## STATED GOAL
Type every record exactly as it appears.

## SUPPLIED MATERIAL
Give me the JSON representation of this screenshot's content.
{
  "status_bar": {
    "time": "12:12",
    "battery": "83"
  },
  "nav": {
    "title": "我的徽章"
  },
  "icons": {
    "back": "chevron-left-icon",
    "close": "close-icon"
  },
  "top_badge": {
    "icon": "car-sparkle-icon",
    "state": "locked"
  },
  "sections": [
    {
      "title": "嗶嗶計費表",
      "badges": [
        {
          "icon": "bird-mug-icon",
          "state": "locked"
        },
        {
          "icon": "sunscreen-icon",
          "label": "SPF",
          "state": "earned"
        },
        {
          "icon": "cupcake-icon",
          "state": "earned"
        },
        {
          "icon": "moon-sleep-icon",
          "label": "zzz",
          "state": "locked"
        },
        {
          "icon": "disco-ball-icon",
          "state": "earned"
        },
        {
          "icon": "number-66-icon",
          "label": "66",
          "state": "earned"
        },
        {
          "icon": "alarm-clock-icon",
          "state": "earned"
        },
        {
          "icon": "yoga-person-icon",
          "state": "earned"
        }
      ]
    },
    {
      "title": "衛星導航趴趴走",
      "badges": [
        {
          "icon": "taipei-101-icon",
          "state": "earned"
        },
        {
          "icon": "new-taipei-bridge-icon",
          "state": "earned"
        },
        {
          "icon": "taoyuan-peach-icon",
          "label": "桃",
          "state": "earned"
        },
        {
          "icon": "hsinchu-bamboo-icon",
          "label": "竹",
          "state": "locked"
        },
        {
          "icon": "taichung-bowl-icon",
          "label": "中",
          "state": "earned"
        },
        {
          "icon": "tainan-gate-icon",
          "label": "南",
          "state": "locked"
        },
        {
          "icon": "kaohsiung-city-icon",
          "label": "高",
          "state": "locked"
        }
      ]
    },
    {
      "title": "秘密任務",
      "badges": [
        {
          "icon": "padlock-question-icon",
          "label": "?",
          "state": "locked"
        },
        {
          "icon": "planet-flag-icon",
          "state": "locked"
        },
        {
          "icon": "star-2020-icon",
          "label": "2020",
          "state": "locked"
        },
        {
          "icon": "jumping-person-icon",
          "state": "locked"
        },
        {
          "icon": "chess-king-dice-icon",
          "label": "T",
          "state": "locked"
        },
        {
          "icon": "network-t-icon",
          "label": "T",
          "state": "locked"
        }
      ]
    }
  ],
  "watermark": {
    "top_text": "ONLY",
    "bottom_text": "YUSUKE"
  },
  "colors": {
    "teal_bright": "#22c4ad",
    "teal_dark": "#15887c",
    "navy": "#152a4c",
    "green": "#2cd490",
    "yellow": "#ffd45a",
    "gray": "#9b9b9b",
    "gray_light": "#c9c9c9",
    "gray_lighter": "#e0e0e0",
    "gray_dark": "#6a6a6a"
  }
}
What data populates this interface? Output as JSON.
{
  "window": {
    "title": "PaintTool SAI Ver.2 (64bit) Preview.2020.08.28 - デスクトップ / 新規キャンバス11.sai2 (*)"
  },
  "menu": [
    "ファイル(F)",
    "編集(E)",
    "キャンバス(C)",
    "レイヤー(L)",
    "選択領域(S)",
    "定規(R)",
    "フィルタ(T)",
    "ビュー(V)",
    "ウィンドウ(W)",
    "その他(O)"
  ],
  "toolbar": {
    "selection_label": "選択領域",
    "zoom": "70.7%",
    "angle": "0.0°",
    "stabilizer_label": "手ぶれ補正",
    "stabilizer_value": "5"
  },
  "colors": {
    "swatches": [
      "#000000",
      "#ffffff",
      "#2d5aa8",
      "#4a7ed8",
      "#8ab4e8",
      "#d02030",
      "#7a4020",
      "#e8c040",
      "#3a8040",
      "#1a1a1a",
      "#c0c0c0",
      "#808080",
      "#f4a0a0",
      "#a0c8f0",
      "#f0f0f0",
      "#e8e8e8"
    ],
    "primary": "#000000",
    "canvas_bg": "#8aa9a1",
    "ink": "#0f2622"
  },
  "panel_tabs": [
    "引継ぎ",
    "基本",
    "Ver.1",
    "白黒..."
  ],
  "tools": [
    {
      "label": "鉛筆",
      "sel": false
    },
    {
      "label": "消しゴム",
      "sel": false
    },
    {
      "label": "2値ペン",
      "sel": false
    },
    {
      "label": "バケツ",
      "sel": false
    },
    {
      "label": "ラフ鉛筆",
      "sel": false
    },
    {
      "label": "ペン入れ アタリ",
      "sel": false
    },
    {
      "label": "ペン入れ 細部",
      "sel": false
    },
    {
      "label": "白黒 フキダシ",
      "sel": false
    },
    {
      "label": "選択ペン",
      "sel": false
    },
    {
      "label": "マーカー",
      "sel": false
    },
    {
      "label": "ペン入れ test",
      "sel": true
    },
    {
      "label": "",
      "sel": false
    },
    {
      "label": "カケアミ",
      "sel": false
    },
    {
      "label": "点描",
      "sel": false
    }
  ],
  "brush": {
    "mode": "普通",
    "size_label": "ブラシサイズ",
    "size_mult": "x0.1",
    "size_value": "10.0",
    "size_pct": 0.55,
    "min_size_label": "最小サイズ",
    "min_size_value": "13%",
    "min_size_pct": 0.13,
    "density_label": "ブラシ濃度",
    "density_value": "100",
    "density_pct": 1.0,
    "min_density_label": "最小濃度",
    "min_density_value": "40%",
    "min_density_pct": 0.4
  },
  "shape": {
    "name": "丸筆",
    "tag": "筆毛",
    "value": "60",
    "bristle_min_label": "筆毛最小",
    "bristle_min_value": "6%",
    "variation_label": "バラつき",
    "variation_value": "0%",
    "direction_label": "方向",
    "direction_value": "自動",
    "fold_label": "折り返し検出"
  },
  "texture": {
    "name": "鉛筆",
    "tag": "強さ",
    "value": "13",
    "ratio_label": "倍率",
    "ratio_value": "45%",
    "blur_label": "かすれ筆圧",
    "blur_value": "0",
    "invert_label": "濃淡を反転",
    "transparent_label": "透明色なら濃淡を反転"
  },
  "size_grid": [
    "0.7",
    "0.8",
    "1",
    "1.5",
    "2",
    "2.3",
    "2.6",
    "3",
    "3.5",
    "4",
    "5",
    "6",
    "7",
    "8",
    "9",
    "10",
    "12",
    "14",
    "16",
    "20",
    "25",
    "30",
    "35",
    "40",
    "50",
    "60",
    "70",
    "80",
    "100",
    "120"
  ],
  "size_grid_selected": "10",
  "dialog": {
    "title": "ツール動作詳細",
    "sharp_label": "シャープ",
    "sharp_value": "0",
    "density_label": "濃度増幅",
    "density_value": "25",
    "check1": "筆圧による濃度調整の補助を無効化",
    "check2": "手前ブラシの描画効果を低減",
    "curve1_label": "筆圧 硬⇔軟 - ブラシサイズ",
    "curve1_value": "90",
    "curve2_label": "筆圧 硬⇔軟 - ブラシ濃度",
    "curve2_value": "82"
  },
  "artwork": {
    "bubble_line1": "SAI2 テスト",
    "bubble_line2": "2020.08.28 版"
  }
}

## WRITTEN RESPONSE
Give me the JSON representation of this screenshot's content.
{
  "status_bar": {
    "time": "12:12",
    "battery": "83"
  },
  "nav": {
    "title": "我的徽章"
  },
  "icons": {
    "back": "chevron-left-icon",
    "close": "close-icon"
  },
  "top_badge": {
    "icon": "car-sparkle-icon",
    "state": "locked"
  },
  "sections": [
    {
      "title": "嗶嗶計費表",
      "badges": [
        {
          "icon": "bird-mug-icon",
          "state": "locked"
        },
        {
          "icon": "sunscreen-icon",
          "label": "SPF",
          "state": "earned"
        },
        {
          "icon": "cupcake-icon",
          "state": "earned"
        },
        {
          "icon": "moon-sleep-icon",
          "label": "zzz",
          "state": "locked"
        },
        {
          "icon": "disco-ball-icon",
          "state": "earned"
        },
        {
          "icon": "number-66-icon",
          "label": "66",
          "state": "earned"
        },
        {
          "icon": "alarm-clock-icon",
          "state": "earned"
        },
        {
          "icon": "yoga-person-icon",
          "state": "earned"
        }
      ]
    },
    {
      "title": "衛星導航趴趴走",
      "badges": [
        {
          "icon": "taipei-101-icon",
          "state": "earned"
        },
        {
          "icon": "new-taipei-bridge-icon",
          "state": "earned"
        },
        {
          "icon": "taoyuan-peach-icon",
          "label": "桃",
          "state": "earned"
        },
        {
          "icon": "hsinchu-bamboo-icon",
          "label": "竹",
          "state": "locked"
        },
        {
          "icon": "taichung-bowl-icon",
          "label": "中",
          "state": "earned"
        },
        {
          "icon": "tainan-gate-icon",
          "label": "南",
          "state": "locked"
        },
        {
          "icon": "kaohsiung-city-icon",
          "label": "高",
          "state": "locked"
        }
      ]
    },
    {
      "title": "秘密任務",
      "badges": [
        {
          "icon": "padlock-question-icon",
          "label": "?",
          "state": "locked"
        },
        {
          "icon": "planet-flag-icon",
          "state": "locked"
        },
        {
          "icon": "star-2020-icon",
          "label": "2020",
          "state": "locked"
        },
        {
          "icon": "jumping-person-icon",
          "state": "locked"
        },
        {
          "icon": "chess-king-dice-icon",
          "label": "T",
          "state": "locked"
        },
        {
          "icon": "network-t-icon",
          "label": "T",
          "state": "locked"
        }
      ]
    }
  ],
  "watermark": {
    "top_text": "ONLY",
    "bottom_text": "YUSUKE"
  },
  "colors": {
    "teal_bright": "#22c4ad",
    "teal_dark": "#15887c",
    "navy": "#152a4c",
    "green": "#2cd490",
    "yellow": "#ffd45a",
    "gray": "#9b9b9b",
    "gray_light": "#c9c9c9",
    "gray_lighter": "#e0e0e0",
    "gray_dark": "#6a6a6a"
  }
}
What data populates this interface? Output as JSON.
{
  "window": {
    "title": "PaintTool SAI Ver.2 (64bit) Preview.2020.08.28 - デスクトップ / 新規キャンバス11.sai2 (*)"
  },
  "menu": [
    "ファイル(F)",
    "編集(E)",
    "キャンバス(C)",
    "レイヤー(L)",
    "選択領域(S)",
    "定規(R)",
    "フィルタ(T)",
    "ビュー(V)",
    "ウィンドウ(W)",
    "その他(O)"
  ],
  "toolbar": {
    "selection_label": "選択領域",
    "zoom": "70.7%",
    "angle": "0.0°",
    "stabilizer_label": "手ぶれ補正",
    "stabilizer_value": "5"
  },
  "colors": {
    "swatches": [
      "#000000",
      "#ffffff",
      "#2d5aa8",
      "#4a7ed8",
      "#8ab4e8",
      "#d02030",
      "#7a4020",
      "#e8c040",
      "#3a8040",
      "#1a1a1a",
      "#c0c0c0",
      "#808080",
      "#f4a0a0",
      "#a0c8f0",
      "#f0f0f0",
      "#e8e8e8"
    ],
    "primary": "#000000",
    "canvas_bg": "#8aa9a1",
    "ink": "#0f2622"
  },
  "panel_tabs": [
    "引継ぎ",
    "基本",
    "Ver.1",
    "白黒..."
  ],
  "tools": [
    {
      "label": "鉛筆",
      "sel": false
    },
    {
      "label": "消しゴム",
      "sel": false
    },
    {
      "label": "2値ペン",
      "sel": false
    },
    {
      "label": "バケツ",
      "sel": false
    },
    {
      "label": "ラフ鉛筆",
      "sel": false
    },
    {
      "label": "ペン入れ アタリ",
      "sel": false
    },
    {
      "label": "ペン入れ 細部",
      "sel": false
    },
    {
      "label": "白黒 フキダシ",
      "sel": false
    },
    {
      "label": "選択ペン",
      "sel": false
    },
    {
      "label": "マーカー",
      "sel": false
    },
    {
      "label": "ペン入れ test",
      "sel": true
    },
    {
      "label": "",
      "sel": false
    },
    {
      "label": "カケアミ",
      "sel": false
    },
    {
      "label": "点描",
      "sel": false
    }
  ],
  "brush": {
    "mode": "普通",
    "size_label": "ブラシサイズ",
    "size_mult": "x0.1",
    "size_value": "10.0",
    "size_pct": 0.55,
    "min_size_label": "最小サイズ",
    "min_size_value": "13%",
    "min_size_pct": 0.13,
    "density_label": "ブラシ濃度",
    "density_value": "100",
    "density_pct": 1.0,
    "min_density_label": "最小濃度",
    "min_density_value": "40%",
    "min_density_pct": 0.4
  },
  "shape": {
    "name": "丸筆",
    "tag": "筆毛",
    "value": "60",
    "bristle_min_label": "筆毛最小",
    "bristle_min_value": "6%",
    "variation_label": "バラつき",
    "variation_value": "0%",
    "direction_label": "方向",
    "direction_value": "自動",
    "fold_label": "折り返し検出"
  },
  "texture": {
    "name": "鉛筆",
    "tag": "強さ",
    "value": "13",
    "ratio_label": "倍率",
    "ratio_value": "45%",
    "blur_label": "かすれ筆圧",
    "blur_value": "0",
    "invert_label": "濃淡を反転",
    "transparent_label": "透明色なら濃淡を反転"
  },
  "size_grid": [
    "0.7",
    "0.8",
    "1",
    "1.5",
    "2",
    "2.3",
    "2.6",
    "3",
    "3.5",
    "4",
    "5",
    "6",
    "7",
    "8",
    "9",
    "10",
    "12",
    "14",
    "16",
    "20",
    "25",
    "30",
    "35",
    "40",
    "50",
    "60",
    "70",
    "80",
    "100",
    "120"
  ],
  "size_grid_selected": "10",
  "dialog": {
    "title": "ツール動作詳細",
    "sharp_label": "シャープ",
    "sharp_value": "0",
    "density_label": "濃度増幅",
    "density_value": "25",
    "check1": "筆圧による濃度調整の補助を無効化",
    "check2": "手前ブラシの描画効果を低減",
    "curve1_label": "筆圧 硬⇔軟 - ブラシサイズ",
    "curve1_value": "90",
    "curve2_label": "筆圧 硬⇔軟 - ブラシ濃度",
    "curve2_value": "82"
  },
  "artwork": {
    "bubble_line1": "SAI2 テスト",
    "bubble_line2": "2020.08.28 版"
  }
}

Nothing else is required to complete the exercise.